◆ **EXERCISE BRIEF**
In the entries below, find the line containing "Extract the structured". Copy it and all lines after it, exactly, through the end.

◆ **INFORMATION GIVEN**

::::::

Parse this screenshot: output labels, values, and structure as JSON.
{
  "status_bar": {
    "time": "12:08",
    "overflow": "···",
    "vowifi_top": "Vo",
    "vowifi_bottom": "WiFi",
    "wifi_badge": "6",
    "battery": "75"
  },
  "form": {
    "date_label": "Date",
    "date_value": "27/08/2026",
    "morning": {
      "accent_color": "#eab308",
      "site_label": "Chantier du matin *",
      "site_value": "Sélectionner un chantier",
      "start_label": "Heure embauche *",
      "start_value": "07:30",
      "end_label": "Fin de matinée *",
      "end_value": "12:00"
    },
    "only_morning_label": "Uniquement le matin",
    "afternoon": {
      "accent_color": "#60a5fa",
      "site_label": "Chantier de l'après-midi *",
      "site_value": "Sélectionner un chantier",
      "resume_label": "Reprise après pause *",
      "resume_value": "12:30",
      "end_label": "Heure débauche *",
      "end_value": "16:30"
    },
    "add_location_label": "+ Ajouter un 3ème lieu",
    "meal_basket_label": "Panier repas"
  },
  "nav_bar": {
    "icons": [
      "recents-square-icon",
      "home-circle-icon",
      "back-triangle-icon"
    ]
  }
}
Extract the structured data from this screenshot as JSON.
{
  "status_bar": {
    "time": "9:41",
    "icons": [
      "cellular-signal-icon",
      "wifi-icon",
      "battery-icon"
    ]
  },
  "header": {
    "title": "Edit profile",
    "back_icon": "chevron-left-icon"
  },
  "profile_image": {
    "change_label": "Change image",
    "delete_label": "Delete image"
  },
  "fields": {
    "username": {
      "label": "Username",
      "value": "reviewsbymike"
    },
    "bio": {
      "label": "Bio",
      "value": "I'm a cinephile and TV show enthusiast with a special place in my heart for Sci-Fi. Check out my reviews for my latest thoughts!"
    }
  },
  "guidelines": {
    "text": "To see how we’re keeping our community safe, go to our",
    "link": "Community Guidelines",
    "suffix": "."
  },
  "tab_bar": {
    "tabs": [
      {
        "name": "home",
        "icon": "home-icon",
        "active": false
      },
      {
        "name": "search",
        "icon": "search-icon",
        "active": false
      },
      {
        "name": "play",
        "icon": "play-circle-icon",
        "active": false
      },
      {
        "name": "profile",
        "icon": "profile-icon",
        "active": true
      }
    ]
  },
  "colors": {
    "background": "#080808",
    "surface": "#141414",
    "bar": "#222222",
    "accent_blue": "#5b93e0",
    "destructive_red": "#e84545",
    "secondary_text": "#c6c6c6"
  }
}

::::::

◆ **ANSWER IN FULL**
Extract the structured data from this screenshot as JSON.
{
  "status_bar": {
    "time": "9:41",
    "icons": [
      "cellular-signal-icon",
      "wifi-icon",
      "battery-icon"
    ]
  },
  "header": {
    "title": "Edit profile",
    "back_icon": "chevron-left-icon"
  },
  "profile_image": {
    "change_label": "Change image",
    "delete_label": "Delete image"
  },
  "fields": {
    "username": {
      "label": "Username",
      "value": "reviewsbymike"
    },
    "bio": {
      "label": "Bio",
      "value": "I'm a cinephile and TV show enthusiast with a special place in my heart for Sci-Fi. Check out my reviews for my latest thoughts!"
    }
  },
  "guidelines": {
    "text": "To see how we’re keeping our community safe, go to our",
    "link": "Community Guidelines",
    "suffix": "."
  },
  "tab_bar": {
    "tabs": [
      {
        "name": "home",
        "icon": "home-icon",
        "active": false
      },
      {
        "name": "search",
        "icon": "search-icon",
        "active": false
      },
      {
        "name": "play",
        "icon": "play-circle-icon",
        "active": false
      },
      {
        "name": "profile",
        "icon": "profile-icon",
        "active": true
      }
    ]
  },
  "colors": {
    "background": "#080808",
    "surface": "#141414",
    "bar": "#222222",
    "accent_blue": "#5b93e0",
    "destructive_red": "#e84545",
    "secondary_text": "#c6c6c6"
  }
}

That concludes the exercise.